EXTRACT PROVIDED:

○ ○ ○ ○

Human Genome Meeting 2002
Shanghai International Conference Centre, Shanghai, China
April 15, 2002
11/86 (2: Chromosome structure and epigenetic mechanisms)
Oral and poster presentation

Allele-specific expression and DNA methylation analyses of the Hrh4 lying next to the imprinted gene Impact
Kohji Okamura1, Yoichi Yamada1,3, Yuriko Hagiwara-Takeuchi1, Yoshiyuki Sakaki1,2, and Takashi Ito3
1Hum. Genome Ctr., Inst. Med. Sci., Univ. Tokyo, Japan, 2Hum. Genome Res. Gr., RIKEN Genomic Sci. Ctr., Japan, 3Div. Genome Biol., Cancer Res. Inst., Kanazawa Univ., Japan
It is well known that imprinted genes often form clusters in mammalian genomes, which are regulated as certain chromosomal domains. For example, there are two famous imprinted regions on mouse chromosome 7. They correspond to human chromosome 11 and 15, and are related to Beckwith-Wiedemann and Prader-Willi/Angelman syndromes, respectively. Now that the human genomic sequence is about to be completed, it has become much easier to find novel imprinted genes or clusters, as is well exemplified by a recent discovery of a large imprinting cluster on mouse chromosome 12. On the other hand, some genes such as U2afbp-rs and Neuronatin are imprinted in solo or accompanying no other imprinted genes in their vicinity. It is elusive whether the underlying mechanism for such isolated imprinted genes is similar to the one for those forming clusters.
The mouse Impact is a paternally-expressed gene identified in our unique allelic message display screening. Since Impact is the first and sole imprinted gene mapped to chromosome 18, it is not clear whether it is lying in a new imprinting cluster. Furthermore, since its human homolog IMPACT is not imprinted, it is interesting to investigate the allele-specific expression of the neighboring genes in both species. The human genome project has revealed several genes adjacent to IMPACT, including the human HRH4 which is mapped only 7-kb downstream from IMPACT. This gene has already been cloned and characterized. Fortunately, we have found one SNP in its coding region from a Japanese, which changes histidine to arginine. The RT-PCR product amplified from her peripheral blood leukocytes was directly sequenced. The result clearly indicated that HRH4 is expressed biallelically in her leukocytes, consistent with the biallelic expression of IMPACT. Next, we cloned its mouse homolog, which is also located just downstream of Impact, and determine the genomic DNA sequence covering these two genes. Allele-specific expression and DNA methylation status of mouse Hrh4 were examined using JF1/Msf (JF), C57BL/6J (B6), and their reciprocal F1 hybrids (JF × B6, B6 × JF). The results show that both maternal and paternal alleles are transcribed, and the promoter region is methylated on both chromosomes in spleen where this gene is preferentially expressed. Although we cannot exclude the possibility of imprinting of other neighboring genes, mouse Impact seems to be an isolated imprinted gene. If this is the case, Impact would serve as a nice model to elucidate the mechanism for this unique type of genomic imprinting.

○ ○ ○ ○

RECORDS:
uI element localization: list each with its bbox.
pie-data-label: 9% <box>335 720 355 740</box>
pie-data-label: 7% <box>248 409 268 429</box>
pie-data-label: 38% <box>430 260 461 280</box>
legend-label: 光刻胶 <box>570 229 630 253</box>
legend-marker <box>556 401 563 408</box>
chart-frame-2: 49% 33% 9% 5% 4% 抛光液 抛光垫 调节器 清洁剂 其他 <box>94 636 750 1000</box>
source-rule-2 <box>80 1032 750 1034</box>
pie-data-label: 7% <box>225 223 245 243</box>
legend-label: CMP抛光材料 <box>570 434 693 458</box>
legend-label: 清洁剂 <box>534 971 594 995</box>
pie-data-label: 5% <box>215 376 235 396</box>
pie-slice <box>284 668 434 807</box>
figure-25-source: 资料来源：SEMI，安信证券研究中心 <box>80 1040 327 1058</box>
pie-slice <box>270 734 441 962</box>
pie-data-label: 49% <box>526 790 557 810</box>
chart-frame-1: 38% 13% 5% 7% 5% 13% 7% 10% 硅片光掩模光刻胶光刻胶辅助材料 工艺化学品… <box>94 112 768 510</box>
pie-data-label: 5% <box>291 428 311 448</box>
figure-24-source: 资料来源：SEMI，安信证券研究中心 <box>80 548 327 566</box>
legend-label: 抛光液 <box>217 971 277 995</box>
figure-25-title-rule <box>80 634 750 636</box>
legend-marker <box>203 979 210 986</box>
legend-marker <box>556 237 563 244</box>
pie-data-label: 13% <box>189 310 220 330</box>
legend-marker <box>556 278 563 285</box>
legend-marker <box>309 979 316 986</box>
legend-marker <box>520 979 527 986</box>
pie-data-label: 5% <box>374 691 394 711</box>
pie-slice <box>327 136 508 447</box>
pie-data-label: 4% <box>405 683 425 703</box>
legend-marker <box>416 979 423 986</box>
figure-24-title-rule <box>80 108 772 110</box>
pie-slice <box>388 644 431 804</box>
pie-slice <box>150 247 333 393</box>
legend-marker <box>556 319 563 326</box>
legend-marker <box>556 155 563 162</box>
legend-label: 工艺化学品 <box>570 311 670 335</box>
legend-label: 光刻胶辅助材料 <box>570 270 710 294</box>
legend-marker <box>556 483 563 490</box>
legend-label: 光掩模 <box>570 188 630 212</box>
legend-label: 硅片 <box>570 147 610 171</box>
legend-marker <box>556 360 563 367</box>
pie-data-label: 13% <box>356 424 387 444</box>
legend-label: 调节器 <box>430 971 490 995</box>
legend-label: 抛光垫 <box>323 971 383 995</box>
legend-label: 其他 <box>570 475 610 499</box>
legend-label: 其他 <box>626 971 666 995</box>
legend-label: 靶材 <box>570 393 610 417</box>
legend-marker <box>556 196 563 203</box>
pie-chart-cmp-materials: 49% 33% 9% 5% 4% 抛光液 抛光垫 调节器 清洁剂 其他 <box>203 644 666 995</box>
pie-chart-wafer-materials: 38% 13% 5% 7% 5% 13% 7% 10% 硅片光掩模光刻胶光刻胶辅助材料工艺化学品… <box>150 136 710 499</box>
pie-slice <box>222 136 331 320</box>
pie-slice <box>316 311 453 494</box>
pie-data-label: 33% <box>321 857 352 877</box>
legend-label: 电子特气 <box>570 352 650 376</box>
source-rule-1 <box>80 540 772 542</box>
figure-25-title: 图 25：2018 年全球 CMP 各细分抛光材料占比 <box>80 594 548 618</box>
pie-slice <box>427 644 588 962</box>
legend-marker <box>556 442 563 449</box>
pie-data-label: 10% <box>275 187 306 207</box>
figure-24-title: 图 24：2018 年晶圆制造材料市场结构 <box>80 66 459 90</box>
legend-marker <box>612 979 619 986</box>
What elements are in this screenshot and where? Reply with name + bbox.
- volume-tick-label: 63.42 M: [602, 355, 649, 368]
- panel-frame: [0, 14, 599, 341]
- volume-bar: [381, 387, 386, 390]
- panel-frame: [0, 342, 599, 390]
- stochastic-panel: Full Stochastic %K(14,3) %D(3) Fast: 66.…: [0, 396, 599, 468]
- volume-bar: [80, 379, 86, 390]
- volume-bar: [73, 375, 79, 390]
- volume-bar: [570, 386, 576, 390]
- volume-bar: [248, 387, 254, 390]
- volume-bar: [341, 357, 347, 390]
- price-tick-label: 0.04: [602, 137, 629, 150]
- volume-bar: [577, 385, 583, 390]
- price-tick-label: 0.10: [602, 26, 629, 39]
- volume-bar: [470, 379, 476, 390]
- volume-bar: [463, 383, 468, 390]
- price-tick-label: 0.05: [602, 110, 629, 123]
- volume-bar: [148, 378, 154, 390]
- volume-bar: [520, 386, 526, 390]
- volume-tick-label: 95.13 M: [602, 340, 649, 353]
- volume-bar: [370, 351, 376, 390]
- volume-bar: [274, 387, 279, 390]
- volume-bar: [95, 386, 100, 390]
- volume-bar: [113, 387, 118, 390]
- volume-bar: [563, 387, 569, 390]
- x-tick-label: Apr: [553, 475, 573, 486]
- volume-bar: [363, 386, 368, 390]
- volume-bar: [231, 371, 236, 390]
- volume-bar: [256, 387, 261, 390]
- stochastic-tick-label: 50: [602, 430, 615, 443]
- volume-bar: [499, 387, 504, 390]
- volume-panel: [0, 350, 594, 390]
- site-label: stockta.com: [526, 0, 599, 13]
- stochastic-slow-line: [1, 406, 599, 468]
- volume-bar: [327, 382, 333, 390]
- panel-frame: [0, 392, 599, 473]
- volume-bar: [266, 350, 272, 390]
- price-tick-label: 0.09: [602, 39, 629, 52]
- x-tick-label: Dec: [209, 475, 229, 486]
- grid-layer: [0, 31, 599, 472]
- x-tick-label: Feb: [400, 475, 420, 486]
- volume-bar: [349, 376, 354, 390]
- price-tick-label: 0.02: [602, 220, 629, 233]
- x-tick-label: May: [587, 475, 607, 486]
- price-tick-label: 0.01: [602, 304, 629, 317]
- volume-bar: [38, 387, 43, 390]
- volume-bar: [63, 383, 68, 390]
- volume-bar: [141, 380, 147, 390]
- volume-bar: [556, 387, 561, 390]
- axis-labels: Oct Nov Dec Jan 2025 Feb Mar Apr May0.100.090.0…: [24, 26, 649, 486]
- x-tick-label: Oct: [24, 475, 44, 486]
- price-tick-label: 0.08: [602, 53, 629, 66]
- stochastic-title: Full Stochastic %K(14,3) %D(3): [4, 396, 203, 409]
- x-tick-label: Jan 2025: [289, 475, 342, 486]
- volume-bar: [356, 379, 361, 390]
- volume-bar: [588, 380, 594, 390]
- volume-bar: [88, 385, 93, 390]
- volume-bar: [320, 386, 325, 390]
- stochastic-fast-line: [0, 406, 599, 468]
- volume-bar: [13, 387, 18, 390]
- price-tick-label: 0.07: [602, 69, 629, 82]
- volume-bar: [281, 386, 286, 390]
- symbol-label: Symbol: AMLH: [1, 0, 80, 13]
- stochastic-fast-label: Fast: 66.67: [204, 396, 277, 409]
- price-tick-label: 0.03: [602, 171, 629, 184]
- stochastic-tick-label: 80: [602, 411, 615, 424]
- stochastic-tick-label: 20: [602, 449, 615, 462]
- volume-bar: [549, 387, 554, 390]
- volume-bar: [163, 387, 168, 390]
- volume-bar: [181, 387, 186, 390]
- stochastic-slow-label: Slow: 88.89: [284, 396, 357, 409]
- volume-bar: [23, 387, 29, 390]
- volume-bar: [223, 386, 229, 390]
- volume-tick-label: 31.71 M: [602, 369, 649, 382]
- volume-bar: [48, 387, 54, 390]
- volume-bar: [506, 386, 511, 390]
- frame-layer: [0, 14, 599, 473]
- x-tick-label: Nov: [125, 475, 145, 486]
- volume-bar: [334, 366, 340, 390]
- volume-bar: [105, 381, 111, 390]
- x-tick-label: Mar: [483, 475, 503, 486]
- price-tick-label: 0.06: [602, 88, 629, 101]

○ ○ ○ ○

ABOUT THIS EXERCISE:
Using the abstract on Hrh4 and Impact, decide whether each statement agrees with it: (a) Human HRH4 lies 7 kb downstream of IMPACT. (b) The human homolog IMPACT is imprinted. (c) In mouse spleen, the Hrh4 promoter region is methylated only on the maternal chromosome. For each, give yes or no with the deciding words quoted.

RESULT BELOW:
(a) Yes: "the human HRH4 which is mapped only 7-kb downstream from IMPACT"
(b) No: "its human homolog IMPACT is not imprinted"
(c) No: "the promoter region is methylated on both chromosomes in spleen"